### Data shown
----

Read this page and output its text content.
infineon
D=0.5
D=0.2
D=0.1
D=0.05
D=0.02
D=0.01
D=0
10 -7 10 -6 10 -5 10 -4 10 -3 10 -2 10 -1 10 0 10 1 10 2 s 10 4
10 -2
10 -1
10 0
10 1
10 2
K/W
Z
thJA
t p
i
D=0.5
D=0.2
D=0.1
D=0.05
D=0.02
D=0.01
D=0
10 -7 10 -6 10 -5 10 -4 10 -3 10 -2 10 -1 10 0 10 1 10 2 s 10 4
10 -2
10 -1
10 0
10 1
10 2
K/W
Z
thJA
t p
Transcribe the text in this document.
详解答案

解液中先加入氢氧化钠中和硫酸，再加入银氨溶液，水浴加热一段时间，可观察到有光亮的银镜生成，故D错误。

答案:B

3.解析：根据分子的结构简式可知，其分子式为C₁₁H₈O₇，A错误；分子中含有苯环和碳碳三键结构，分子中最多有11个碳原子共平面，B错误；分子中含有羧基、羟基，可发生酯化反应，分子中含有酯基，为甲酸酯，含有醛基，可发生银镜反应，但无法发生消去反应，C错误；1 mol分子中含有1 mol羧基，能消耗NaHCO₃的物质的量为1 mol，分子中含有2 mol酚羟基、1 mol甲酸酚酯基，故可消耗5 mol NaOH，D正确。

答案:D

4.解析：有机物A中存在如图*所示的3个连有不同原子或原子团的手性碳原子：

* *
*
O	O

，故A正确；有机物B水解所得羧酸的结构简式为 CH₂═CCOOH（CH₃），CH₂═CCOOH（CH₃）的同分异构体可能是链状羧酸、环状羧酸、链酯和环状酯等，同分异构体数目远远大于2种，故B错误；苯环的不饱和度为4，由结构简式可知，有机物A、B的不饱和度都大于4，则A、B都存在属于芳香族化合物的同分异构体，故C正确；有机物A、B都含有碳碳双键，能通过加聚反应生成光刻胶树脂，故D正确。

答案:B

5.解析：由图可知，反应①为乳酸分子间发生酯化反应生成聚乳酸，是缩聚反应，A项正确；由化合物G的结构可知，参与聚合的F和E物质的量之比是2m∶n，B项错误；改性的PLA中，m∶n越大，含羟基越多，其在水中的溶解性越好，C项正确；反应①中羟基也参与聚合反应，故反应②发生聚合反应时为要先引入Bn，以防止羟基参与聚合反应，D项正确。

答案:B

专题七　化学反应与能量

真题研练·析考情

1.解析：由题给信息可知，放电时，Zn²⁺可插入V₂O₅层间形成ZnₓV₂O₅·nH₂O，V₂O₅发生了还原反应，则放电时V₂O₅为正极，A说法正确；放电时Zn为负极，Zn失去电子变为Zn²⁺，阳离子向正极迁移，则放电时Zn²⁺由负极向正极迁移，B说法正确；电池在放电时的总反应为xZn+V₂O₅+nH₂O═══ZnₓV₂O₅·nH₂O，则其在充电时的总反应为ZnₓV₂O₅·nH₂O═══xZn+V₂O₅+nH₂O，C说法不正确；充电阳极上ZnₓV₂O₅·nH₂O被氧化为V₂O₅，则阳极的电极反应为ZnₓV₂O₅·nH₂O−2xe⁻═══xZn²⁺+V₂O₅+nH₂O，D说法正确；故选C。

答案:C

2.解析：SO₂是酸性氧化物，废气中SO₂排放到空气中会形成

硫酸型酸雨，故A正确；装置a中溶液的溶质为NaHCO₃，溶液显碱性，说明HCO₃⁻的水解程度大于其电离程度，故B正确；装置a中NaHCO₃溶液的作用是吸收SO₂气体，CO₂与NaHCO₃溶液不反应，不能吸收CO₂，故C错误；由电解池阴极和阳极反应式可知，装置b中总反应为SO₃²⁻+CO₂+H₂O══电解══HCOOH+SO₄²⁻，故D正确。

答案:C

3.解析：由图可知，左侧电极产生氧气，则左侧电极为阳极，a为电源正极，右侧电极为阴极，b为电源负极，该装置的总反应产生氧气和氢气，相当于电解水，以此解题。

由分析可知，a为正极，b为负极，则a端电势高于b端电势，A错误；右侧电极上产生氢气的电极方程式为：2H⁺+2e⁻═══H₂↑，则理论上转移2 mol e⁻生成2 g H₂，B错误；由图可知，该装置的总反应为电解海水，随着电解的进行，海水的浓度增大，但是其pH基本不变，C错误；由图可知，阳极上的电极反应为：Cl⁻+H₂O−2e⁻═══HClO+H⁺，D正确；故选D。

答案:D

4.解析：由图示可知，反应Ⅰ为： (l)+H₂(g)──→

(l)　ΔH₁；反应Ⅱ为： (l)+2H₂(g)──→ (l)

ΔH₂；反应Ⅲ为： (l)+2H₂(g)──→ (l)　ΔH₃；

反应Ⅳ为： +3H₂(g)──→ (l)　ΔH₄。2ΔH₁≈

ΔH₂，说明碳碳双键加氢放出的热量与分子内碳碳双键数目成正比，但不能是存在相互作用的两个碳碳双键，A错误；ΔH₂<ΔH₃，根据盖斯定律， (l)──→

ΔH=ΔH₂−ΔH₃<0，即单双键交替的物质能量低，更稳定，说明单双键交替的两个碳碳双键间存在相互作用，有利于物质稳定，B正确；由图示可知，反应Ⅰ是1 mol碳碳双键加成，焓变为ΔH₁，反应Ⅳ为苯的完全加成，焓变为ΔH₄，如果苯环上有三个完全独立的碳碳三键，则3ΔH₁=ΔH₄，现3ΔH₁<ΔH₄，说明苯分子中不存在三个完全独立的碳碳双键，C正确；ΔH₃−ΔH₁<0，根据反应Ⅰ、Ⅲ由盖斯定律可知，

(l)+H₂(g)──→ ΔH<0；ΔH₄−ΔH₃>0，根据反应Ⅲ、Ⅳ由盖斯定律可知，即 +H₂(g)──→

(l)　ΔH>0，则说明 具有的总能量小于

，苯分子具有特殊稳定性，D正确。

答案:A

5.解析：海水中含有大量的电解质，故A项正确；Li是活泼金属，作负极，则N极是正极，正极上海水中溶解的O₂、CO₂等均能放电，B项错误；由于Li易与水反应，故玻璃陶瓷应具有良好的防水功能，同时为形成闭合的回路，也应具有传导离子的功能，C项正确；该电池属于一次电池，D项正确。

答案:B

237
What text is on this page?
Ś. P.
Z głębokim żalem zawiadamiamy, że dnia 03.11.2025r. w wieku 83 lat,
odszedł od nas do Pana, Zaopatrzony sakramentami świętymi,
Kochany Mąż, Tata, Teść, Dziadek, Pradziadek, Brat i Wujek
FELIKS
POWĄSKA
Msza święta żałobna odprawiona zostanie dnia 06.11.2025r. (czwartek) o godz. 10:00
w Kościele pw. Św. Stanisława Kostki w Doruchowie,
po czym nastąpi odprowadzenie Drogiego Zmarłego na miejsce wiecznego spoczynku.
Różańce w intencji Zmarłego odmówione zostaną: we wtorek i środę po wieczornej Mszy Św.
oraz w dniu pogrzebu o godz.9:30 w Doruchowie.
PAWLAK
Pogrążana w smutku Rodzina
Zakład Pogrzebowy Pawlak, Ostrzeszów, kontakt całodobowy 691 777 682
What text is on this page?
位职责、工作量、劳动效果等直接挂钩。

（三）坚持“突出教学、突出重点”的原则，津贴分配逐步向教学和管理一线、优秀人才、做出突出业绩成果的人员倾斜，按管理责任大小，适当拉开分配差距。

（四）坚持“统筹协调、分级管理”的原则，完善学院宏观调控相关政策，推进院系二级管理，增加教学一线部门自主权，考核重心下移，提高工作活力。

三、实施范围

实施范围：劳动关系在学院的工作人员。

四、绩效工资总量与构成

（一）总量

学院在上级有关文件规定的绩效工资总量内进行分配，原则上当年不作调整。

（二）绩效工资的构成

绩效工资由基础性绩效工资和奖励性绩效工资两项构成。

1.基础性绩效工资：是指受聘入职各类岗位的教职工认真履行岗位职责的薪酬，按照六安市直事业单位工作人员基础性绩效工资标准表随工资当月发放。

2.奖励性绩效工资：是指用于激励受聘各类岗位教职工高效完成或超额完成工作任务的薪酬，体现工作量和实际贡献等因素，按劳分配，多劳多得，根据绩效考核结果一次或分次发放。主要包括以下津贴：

----

### Exercise task
Read through the entries and copy every line that includes "this".

### Finished answer
Read this page and output its text content.
Transcribe the text in this document.
What text is on this page?
What text is on this page?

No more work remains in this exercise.